Reproduce the material without changes, from its first line through the line that contains "- cell-c6: I,I2: [1382, 1440, 1442, 1468]", including both.

__________

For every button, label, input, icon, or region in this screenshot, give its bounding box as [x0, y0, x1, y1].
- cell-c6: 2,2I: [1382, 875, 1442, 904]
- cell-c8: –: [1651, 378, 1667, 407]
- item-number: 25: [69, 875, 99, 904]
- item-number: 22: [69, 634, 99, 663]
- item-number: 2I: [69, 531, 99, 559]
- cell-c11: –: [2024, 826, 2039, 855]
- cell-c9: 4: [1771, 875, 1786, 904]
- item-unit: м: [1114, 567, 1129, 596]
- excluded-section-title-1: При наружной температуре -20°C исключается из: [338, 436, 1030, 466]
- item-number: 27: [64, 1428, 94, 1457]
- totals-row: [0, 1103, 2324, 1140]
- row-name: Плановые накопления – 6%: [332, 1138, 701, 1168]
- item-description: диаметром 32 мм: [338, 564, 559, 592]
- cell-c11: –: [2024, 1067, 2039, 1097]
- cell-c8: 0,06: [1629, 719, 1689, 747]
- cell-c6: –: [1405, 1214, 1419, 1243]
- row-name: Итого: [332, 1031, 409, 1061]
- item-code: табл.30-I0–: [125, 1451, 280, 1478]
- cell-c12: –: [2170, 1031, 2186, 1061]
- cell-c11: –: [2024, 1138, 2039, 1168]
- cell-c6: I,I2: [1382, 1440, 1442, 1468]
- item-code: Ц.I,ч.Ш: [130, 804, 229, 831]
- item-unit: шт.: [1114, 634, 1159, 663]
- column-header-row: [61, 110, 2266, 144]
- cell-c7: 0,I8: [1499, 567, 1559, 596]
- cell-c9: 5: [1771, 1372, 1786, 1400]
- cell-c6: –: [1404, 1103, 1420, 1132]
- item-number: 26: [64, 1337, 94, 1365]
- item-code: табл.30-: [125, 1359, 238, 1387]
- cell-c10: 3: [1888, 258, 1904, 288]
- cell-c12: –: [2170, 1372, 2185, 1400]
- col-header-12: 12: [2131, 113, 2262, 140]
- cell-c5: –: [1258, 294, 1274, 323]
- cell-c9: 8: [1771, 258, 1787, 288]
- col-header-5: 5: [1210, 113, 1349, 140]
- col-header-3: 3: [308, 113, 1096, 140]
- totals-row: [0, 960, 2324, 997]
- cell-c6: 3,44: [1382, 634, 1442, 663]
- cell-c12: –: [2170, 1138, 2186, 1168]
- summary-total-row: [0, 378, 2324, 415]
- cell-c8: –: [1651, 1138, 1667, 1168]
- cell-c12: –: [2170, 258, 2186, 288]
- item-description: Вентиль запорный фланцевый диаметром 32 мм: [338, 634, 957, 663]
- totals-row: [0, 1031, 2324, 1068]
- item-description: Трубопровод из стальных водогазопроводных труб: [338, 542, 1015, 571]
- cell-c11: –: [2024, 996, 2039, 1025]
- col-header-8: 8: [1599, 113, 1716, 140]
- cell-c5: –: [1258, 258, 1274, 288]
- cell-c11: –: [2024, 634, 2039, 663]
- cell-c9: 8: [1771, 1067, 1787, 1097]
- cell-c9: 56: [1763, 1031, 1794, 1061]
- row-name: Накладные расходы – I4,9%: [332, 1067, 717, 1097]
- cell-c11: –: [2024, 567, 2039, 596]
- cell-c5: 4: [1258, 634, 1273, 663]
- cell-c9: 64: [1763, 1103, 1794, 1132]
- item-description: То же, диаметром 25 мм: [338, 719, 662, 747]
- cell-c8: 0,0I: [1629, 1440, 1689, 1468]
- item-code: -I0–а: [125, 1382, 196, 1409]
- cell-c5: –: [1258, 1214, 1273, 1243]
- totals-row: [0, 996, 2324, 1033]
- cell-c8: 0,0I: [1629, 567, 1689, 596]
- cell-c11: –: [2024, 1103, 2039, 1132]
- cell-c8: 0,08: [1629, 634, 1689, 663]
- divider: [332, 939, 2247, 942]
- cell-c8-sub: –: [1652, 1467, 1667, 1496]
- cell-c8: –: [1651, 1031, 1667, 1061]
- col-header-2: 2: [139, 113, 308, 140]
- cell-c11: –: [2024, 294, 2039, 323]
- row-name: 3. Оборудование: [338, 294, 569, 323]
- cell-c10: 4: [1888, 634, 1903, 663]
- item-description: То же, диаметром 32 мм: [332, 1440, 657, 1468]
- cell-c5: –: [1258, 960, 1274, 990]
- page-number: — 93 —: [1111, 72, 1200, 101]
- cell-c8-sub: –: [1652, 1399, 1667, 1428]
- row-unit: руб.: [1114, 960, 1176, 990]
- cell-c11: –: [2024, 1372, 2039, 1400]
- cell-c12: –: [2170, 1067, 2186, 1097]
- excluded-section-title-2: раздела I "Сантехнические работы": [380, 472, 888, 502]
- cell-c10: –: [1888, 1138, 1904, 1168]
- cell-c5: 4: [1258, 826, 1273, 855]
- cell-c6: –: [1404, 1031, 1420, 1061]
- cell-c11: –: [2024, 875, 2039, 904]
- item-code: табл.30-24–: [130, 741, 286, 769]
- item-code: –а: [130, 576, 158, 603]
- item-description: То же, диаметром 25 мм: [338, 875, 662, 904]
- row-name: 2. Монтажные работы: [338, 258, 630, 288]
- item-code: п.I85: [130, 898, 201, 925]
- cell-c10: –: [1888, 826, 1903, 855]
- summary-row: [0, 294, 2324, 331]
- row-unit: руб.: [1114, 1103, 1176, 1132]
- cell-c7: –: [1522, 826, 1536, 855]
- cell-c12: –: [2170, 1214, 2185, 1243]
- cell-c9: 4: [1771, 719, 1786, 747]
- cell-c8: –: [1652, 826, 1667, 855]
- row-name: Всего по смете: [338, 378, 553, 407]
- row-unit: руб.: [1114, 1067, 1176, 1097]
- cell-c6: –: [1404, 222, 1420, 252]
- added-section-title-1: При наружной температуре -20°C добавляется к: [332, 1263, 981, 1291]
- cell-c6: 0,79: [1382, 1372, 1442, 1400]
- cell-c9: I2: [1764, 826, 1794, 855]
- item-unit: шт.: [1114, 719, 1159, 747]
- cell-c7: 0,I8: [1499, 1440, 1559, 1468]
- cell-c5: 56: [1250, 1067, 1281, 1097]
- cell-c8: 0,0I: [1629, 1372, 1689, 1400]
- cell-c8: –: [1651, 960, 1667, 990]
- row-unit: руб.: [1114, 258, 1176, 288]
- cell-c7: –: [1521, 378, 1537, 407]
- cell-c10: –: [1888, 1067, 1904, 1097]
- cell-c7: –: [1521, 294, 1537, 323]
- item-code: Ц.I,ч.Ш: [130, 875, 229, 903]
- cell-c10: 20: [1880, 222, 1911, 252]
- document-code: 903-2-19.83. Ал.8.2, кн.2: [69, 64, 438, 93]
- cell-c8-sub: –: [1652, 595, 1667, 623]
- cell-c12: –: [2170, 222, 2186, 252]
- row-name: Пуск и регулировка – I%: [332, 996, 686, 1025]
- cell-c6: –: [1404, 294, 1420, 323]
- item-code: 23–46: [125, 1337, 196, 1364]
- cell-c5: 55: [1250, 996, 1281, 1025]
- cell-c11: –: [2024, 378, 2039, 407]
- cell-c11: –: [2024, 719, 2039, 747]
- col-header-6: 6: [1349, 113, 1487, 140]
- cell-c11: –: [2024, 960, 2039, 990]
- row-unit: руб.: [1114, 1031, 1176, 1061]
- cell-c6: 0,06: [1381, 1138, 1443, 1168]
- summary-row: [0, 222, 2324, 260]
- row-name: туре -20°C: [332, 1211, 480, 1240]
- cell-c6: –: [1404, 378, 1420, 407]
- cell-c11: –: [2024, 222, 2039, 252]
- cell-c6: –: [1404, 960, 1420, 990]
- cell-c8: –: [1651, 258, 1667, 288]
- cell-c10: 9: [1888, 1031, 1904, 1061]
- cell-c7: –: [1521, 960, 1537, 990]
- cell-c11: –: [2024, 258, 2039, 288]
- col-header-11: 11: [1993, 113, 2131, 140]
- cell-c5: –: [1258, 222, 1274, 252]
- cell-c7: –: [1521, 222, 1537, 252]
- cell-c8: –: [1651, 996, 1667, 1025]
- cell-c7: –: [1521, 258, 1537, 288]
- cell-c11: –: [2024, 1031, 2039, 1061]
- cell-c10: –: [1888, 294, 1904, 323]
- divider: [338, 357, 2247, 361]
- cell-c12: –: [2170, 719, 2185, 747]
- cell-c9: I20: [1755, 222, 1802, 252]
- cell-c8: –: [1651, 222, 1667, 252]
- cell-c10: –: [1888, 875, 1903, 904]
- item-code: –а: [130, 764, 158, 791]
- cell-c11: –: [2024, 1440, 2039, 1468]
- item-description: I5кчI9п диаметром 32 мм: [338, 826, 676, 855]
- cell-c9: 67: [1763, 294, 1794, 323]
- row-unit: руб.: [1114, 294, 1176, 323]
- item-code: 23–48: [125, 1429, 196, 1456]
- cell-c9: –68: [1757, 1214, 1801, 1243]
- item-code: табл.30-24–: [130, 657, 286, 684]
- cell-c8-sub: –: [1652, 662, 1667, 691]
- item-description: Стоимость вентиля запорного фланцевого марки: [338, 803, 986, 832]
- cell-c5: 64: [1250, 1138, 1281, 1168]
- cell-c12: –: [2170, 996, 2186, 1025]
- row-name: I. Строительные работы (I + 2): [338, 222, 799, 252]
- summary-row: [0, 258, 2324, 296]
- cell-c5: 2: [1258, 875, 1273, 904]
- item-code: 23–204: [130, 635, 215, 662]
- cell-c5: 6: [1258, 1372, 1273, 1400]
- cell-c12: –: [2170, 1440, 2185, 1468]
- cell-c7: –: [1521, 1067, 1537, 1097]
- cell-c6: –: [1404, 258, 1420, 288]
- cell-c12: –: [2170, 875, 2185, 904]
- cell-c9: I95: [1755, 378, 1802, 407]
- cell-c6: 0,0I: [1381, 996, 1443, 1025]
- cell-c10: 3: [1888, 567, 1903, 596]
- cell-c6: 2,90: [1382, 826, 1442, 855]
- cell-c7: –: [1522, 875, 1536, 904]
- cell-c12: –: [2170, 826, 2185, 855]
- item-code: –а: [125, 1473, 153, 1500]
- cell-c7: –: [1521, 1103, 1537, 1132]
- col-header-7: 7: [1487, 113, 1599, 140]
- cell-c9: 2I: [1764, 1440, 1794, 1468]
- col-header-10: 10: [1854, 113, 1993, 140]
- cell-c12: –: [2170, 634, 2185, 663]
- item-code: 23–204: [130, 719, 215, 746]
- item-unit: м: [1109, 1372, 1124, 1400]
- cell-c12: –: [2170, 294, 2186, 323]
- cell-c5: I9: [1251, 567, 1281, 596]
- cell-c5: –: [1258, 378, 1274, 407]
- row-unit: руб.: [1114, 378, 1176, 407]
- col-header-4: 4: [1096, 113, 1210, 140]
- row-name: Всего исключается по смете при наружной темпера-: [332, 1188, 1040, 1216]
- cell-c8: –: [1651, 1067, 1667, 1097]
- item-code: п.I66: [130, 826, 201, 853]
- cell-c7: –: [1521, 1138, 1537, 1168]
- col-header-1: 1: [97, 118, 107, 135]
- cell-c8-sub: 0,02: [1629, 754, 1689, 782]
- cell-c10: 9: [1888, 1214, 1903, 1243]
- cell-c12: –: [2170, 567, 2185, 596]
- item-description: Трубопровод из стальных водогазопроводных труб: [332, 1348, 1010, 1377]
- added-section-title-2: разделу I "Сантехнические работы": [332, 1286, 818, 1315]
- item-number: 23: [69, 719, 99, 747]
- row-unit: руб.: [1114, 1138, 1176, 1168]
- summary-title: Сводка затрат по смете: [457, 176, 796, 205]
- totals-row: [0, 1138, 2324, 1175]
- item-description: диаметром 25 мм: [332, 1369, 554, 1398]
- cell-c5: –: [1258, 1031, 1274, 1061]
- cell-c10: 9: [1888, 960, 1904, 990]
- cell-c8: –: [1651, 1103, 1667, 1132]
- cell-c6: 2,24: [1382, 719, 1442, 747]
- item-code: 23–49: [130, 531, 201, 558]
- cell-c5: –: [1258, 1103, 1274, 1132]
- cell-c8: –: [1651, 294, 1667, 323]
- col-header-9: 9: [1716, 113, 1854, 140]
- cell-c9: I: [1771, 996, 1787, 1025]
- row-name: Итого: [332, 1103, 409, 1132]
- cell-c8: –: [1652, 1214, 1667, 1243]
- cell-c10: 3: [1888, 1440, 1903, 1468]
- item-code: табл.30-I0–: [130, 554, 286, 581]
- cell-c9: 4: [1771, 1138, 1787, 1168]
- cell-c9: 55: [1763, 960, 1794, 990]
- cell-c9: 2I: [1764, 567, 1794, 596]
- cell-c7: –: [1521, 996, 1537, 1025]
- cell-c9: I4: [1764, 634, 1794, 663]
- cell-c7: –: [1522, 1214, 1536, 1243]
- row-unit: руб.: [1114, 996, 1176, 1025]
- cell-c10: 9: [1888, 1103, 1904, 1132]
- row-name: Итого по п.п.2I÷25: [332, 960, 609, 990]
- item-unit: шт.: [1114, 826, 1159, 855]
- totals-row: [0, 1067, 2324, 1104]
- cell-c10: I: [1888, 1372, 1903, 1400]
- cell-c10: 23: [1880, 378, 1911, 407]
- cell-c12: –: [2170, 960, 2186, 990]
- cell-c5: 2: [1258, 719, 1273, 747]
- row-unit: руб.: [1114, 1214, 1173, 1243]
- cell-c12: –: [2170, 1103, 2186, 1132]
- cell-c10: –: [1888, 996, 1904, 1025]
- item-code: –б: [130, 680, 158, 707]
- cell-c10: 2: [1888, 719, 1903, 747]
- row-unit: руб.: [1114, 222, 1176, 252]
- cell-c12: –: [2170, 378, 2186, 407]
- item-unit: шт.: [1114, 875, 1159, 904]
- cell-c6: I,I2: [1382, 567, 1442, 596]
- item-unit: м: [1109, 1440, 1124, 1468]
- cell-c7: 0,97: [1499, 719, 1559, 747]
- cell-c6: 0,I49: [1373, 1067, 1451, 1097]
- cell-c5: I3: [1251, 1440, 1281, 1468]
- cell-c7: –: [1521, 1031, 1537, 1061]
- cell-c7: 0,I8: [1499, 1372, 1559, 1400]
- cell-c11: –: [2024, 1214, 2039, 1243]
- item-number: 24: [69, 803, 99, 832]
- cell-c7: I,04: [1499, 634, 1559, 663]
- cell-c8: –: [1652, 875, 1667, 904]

__________

FINAL RESULT –
For every button, label, input, icon, or region in this screenshot, give its bounding box as [x0, y0, x1, y1].
- cell-c6: 2,2I: [1382, 875, 1442, 904]
- cell-c8: –: [1651, 378, 1667, 407]
- item-number: 25: [69, 875, 99, 904]
- item-number: 22: [69, 634, 99, 663]
- item-number: 2I: [69, 531, 99, 559]
- cell-c11: –: [2024, 826, 2039, 855]
- cell-c9: 4: [1771, 875, 1786, 904]
- item-unit: м: [1114, 567, 1129, 596]
- excluded-section-title-1: При наружной температуре -20°C исключается из: [338, 436, 1030, 466]
- item-number: 27: [64, 1428, 94, 1457]
- totals-row: [0, 1103, 2324, 1140]
- row-name: Плановые накопления – 6%: [332, 1138, 701, 1168]
- item-description: диаметром 32 мм: [338, 564, 559, 592]
- cell-c11: –: [2024, 1067, 2039, 1097]
- cell-c8: 0,06: [1629, 719, 1689, 747]
- cell-c6: –: [1405, 1214, 1419, 1243]
- row-name: Итого: [332, 1031, 409, 1061]
- item-code: табл.30-I0–: [125, 1451, 280, 1478]
- cell-c12: –: [2170, 1031, 2186, 1061]
- cell-c11: –: [2024, 1138, 2039, 1168]
- cell-c6: I,I2: [1382, 1440, 1442, 1468]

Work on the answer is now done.